* _Set problem_: Transcribe every line of the records verbatim.

* Start Items *

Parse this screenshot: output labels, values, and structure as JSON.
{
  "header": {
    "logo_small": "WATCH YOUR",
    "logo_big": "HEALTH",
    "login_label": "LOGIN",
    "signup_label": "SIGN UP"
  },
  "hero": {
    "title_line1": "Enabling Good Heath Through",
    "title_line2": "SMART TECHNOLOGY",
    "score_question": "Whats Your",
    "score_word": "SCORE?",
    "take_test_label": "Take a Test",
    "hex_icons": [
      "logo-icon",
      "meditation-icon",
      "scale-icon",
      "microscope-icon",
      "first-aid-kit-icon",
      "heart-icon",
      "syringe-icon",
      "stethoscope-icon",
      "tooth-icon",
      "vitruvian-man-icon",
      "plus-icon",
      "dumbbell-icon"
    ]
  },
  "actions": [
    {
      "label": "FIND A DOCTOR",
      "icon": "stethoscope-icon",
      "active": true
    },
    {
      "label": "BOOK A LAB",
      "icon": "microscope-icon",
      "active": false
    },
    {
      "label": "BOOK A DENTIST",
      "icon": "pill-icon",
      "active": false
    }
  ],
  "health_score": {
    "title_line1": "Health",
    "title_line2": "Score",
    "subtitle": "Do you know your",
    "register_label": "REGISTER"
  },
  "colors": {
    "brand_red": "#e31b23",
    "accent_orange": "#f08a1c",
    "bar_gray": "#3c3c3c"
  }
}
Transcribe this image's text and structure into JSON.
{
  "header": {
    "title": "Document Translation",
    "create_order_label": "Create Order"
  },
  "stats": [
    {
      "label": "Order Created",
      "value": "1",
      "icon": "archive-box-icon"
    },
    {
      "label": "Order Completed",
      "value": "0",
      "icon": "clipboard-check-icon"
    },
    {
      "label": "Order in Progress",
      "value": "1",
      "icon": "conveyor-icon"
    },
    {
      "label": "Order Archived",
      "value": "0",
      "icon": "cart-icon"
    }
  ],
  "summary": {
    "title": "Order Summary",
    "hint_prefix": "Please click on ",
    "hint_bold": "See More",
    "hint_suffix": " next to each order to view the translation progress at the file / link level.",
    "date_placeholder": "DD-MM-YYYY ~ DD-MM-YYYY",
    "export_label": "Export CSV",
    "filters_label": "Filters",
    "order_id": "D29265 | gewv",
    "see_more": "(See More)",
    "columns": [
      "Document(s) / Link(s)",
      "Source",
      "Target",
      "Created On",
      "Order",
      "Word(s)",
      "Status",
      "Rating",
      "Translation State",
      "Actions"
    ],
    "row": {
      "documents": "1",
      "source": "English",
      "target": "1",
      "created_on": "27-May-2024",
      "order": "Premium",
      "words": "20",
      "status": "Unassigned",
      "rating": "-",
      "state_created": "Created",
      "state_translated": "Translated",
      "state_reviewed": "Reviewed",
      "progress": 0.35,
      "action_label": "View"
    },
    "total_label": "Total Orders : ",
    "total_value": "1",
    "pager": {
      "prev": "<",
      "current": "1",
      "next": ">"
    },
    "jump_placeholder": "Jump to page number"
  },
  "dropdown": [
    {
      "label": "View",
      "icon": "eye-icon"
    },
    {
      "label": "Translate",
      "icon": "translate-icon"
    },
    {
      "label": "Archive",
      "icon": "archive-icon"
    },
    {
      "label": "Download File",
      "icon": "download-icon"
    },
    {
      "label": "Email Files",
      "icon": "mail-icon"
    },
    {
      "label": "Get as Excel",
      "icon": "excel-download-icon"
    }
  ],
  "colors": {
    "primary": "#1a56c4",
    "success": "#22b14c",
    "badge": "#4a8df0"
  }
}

* End Items *

* _Answer to this exercise_:
Parse this screenshot: output labels, values, and structure as JSON.
{
  "header": {
    "logo_small": "WATCH YOUR",
    "logo_big": "HEALTH",
    "login_label": "LOGIN",
    "signup_label": "SIGN UP"
  },
  "hero": {
    "title_line1": "Enabling Good Heath Through",
    "title_line2": "SMART TECHNOLOGY",
    "score_question": "Whats Your",
    "score_word": "SCORE?",
    "take_test_label": "Take a Test",
    "hex_icons": [
      "logo-icon",
      "meditation-icon",
      "scale-icon",
      "microscope-icon",
      "first-aid-kit-icon",
      "heart-icon",
      "syringe-icon",
      "stethoscope-icon",
      "tooth-icon",
      "vitruvian-man-icon",
      "plus-icon",
      "dumbbell-icon"
    ]
  },
  "actions": [
    {
      "label": "FIND A DOCTOR",
      "icon": "stethoscope-icon",
      "active": true
    },
    {
      "label": "BOOK A LAB",
      "icon": "microscope-icon",
      "active": false
    },
    {
      "label": "BOOK A DENTIST",
      "icon": "pill-icon",
      "active": false
    }
  ],
  "health_score": {
    "title_line1": "Health",
    "title_line2": "Score",
    "subtitle": "Do you know your",
    "register_label": "REGISTER"
  },
  "colors": {
    "brand_red": "#e31b23",
    "accent_orange": "#f08a1c",
    "bar_gray": "#3c3c3c"
  }
}
Transcribe this image's text and structure into JSON.
{
  "header": {
    "title": "Document Translation",
    "create_order_label": "Create Order"
  },
  "stats": [
    {
      "label": "Order Created",
      "value": "1",
      "icon": "archive-box-icon"
    },
    {
      "label": "Order Completed",
      "value": "0",
      "icon": "clipboard-check-icon"
    },
    {
      "label": "Order in Progress",
      "value": "1",
      "icon": "conveyor-icon"
    },
    {
      "label": "Order Archived",
      "value": "0",
      "icon": "cart-icon"
    }
  ],
  "summary": {
    "title": "Order Summary",
    "hint_prefix": "Please click on ",
    "hint_bold": "See More",
    "hint_suffix": " next to each order to view the translation progress at the file / link level.",
    "date_placeholder": "DD-MM-YYYY ~ DD-MM-YYYY",
    "export_label": "Export CSV",
    "filters_label": "Filters",
    "order_id": "D29265 | gewv",
    "see_more": "(See More)",
    "columns": [
      "Document(s) / Link(s)",
      "Source",
      "Target",
      "Created On",
      "Order",
      "Word(s)",
      "Status",
      "Rating",
      "Translation State",
      "Actions"
    ],
    "row": {
      "documents": "1",
      "source": "English",
      "target": "1",
      "created_on": "27-May-2024",
      "order": "Premium",
      "words": "20",
      "status": "Unassigned",
      "rating": "-",
      "state_created": "Created",
      "state_translated": "Translated",
      "state_reviewed": "Reviewed",
      "progress": 0.35,
      "action_label": "View"
    },
    "total_label": "Total Orders : ",
    "total_value": "1",
    "pager": {
      "prev": "<",
      "current": "1",
      "next": ">"
    },
    "jump_placeholder": "Jump to page number"
  },
  "dropdown": [
    {
      "label": "View",
      "icon": "eye-icon"
    },
    {
      "label": "Translate",
      "icon": "translate-icon"
    },
    {
      "label": "Archive",
      "icon": "archive-icon"
    },
    {
      "label": "Download File",
      "icon": "download-icon"
    },
    {
      "label": "Email Files",
      "icon": "mail-icon"
    },
    {
      "label": "Get as Excel",
      "icon": "excel-download-icon"
    }
  ],
  "colors": {
    "primary": "#1a56c4",
    "success": "#22b14c",
    "badge": "#4a8df0"
  }
}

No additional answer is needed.